Short exercise -
Print out the material that follows word for word.
● ● ● ● ●
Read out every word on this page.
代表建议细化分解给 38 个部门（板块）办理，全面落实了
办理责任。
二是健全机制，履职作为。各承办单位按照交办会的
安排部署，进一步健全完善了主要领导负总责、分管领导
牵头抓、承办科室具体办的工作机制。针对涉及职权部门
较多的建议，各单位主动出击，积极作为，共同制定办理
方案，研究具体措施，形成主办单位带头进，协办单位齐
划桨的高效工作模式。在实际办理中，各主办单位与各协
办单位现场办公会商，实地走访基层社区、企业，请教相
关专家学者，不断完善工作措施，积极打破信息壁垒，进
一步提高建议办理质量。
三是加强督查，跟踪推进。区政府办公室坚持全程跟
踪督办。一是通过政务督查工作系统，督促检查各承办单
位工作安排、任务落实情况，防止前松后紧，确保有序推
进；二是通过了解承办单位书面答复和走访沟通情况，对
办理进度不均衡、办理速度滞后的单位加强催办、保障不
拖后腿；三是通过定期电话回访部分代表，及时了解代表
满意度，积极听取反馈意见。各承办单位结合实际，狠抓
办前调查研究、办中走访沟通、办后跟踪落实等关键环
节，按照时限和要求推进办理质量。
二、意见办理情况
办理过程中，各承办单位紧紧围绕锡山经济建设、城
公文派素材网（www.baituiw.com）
● ● ● ● ●
Finished task -
Read out every word on this page.
代表建议细化分解给 38 个部门（板块）办理，全面落实了
办理责任。
二是健全机制，履职作为。各承办单位按照交办会的
安排部署，进一步健全完善了主要领导负总责、分管领导
牵头抓、承办科室具体办的工作机制。针对涉及职权部门
较多的建议，各单位主动出击，积极作为，共同制定办理
方案，研究具体措施，形成主办单位带头进，协办单位齐
划桨的高效工作模式。在实际办理中，各主办单位与各协
办单位现场办公会商，实地走访基层社区、企业，请教相
关专家学者，不断完善工作措施，积极打破信息壁垒，进
一步提高建议办理质量。
三是加强督查，跟踪推进。区政府办公室坚持全程跟
踪督办。一是通过政务督查工作系统，督促检查各承办单
位工作安排、任务落实情况，防止前松后紧，确保有序推
进；二是通过了解承办单位书面答复和走访沟通情况，对
办理进度不均衡、办理速度滞后的单位加强催办、保障不
拖后腿；三是通过定期电话回访部分代表，及时了解代表
满意度，积极听取反馈意见。各承办单位结合实际，狠抓
办前调查研究、办中走访沟通、办后跟踪落实等关键环
节，按照时限和要求推进办理质量。
二、意见办理情况
办理过程中，各承办单位紧紧围绕锡山经济建设、城
公文派素材网（www.baituiw.com）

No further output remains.